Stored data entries

========

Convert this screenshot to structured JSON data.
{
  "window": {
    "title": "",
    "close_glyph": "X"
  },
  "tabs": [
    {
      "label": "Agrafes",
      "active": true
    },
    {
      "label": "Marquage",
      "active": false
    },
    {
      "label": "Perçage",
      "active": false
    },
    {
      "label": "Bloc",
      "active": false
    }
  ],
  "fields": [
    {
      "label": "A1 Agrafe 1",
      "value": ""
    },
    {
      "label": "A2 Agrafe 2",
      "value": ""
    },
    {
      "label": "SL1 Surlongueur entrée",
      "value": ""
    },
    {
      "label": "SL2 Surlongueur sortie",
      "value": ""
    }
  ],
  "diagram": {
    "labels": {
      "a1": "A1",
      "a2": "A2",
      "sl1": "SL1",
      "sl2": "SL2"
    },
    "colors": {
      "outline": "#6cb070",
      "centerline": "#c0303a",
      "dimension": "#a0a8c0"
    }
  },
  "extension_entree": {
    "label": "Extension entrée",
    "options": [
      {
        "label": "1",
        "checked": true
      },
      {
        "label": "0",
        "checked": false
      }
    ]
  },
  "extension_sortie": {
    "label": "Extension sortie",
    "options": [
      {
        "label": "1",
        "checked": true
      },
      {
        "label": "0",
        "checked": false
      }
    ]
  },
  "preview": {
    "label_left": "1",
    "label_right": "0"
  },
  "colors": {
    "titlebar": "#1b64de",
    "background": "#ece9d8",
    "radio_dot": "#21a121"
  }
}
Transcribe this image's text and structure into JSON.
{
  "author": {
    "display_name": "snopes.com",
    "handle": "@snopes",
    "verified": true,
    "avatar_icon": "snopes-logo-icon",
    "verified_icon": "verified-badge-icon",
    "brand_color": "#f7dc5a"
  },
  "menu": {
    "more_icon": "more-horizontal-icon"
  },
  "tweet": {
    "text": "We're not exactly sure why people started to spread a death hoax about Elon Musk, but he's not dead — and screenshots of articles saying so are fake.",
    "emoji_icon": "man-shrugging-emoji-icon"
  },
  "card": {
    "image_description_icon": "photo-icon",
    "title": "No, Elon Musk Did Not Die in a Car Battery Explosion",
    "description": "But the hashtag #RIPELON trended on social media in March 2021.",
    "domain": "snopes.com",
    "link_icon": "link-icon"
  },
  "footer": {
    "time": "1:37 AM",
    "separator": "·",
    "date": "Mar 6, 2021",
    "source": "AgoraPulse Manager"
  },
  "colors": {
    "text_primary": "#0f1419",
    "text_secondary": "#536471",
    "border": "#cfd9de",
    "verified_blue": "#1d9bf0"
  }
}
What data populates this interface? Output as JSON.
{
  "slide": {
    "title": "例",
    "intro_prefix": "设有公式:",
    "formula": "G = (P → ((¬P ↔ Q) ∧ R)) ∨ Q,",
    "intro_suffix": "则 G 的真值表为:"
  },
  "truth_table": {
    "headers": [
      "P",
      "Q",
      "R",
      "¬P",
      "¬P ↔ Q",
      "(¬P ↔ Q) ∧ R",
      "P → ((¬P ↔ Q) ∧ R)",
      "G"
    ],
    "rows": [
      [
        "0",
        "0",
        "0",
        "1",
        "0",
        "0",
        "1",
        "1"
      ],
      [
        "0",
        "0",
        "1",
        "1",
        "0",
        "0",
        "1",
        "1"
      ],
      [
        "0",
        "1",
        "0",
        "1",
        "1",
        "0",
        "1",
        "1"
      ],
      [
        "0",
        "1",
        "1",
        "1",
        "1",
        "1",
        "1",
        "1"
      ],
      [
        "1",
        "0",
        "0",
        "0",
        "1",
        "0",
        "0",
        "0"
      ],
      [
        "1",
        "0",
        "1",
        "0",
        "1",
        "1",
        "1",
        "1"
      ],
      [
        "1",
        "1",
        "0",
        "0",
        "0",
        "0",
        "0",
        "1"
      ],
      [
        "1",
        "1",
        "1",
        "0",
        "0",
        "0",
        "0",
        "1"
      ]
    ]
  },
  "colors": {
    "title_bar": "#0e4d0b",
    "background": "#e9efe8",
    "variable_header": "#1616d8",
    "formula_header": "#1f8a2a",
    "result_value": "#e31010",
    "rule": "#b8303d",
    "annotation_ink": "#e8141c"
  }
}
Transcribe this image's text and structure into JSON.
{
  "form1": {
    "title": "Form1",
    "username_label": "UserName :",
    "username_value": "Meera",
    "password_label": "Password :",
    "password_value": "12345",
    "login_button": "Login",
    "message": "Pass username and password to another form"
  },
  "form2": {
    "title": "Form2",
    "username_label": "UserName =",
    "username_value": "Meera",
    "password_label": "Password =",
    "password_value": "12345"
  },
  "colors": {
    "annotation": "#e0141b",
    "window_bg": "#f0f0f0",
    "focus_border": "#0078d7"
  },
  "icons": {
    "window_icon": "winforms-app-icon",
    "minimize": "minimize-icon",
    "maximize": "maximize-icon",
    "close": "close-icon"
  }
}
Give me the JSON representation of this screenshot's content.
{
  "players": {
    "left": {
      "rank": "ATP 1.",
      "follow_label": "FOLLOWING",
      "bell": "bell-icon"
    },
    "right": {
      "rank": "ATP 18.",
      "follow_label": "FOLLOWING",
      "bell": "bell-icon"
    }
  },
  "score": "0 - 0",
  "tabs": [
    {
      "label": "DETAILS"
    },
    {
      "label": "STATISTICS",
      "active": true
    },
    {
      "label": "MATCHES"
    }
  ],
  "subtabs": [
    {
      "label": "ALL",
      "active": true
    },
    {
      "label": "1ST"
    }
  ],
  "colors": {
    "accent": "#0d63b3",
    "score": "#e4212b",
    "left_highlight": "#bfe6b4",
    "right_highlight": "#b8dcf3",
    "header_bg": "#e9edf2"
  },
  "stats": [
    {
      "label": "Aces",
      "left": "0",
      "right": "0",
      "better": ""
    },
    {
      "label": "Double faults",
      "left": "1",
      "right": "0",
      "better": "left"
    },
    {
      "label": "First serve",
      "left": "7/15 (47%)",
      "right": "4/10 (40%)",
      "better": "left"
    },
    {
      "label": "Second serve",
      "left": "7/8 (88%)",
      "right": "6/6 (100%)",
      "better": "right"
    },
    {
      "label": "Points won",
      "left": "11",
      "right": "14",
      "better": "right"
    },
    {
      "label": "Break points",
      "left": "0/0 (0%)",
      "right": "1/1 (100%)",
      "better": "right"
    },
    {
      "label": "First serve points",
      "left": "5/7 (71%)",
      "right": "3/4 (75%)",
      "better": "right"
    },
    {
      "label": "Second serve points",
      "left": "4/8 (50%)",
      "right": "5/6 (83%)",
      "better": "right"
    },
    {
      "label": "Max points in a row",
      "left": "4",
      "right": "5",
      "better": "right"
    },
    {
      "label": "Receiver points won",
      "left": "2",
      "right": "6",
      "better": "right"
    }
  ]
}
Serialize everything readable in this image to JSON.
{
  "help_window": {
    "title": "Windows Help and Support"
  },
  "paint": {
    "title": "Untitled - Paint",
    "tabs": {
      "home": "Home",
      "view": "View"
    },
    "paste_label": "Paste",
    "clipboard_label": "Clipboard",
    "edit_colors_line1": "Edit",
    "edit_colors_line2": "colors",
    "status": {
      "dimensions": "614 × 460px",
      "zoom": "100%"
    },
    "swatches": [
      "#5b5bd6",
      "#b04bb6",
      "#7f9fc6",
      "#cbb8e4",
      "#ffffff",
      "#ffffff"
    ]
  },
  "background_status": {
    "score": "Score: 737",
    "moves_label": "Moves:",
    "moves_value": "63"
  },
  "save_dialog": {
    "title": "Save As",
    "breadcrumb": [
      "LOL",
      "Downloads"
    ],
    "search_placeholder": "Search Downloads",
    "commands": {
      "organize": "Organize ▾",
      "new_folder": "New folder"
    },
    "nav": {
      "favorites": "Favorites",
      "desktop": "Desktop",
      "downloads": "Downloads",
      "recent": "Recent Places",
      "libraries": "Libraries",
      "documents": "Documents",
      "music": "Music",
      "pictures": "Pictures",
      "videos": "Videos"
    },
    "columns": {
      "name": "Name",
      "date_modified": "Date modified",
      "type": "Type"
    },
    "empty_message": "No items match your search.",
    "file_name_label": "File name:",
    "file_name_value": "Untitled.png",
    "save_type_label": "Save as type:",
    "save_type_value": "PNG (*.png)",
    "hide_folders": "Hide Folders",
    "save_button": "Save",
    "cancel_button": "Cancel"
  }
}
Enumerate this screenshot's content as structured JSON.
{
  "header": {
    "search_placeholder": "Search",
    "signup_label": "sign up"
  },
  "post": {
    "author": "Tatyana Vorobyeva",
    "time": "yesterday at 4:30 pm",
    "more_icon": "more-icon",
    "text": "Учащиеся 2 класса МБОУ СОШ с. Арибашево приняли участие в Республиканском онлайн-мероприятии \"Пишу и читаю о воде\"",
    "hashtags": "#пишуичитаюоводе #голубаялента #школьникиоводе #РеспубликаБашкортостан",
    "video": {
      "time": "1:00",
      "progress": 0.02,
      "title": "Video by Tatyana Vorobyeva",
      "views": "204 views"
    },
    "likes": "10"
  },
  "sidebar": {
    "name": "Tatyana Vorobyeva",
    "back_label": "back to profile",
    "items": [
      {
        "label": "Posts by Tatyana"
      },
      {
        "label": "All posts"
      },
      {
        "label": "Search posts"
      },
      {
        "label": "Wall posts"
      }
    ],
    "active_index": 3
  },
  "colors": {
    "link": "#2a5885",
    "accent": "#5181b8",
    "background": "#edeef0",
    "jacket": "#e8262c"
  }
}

========

### EXERCISE REQUIREMENTS
Find the lines above that include the string "this" and copy them.

### ANSWER IN FULL
Convert this screenshot to structured JSON data.
Transcribe this image's text and structure into JSON.
What data populates this interface? Output as JSON.
Transcribe this image's text and structure into JSON.
Give me the JSON representation of this screenshot's content.
Serialize everything readable in this image to JSON.
Enumerate this screenshot's content as structured JSON.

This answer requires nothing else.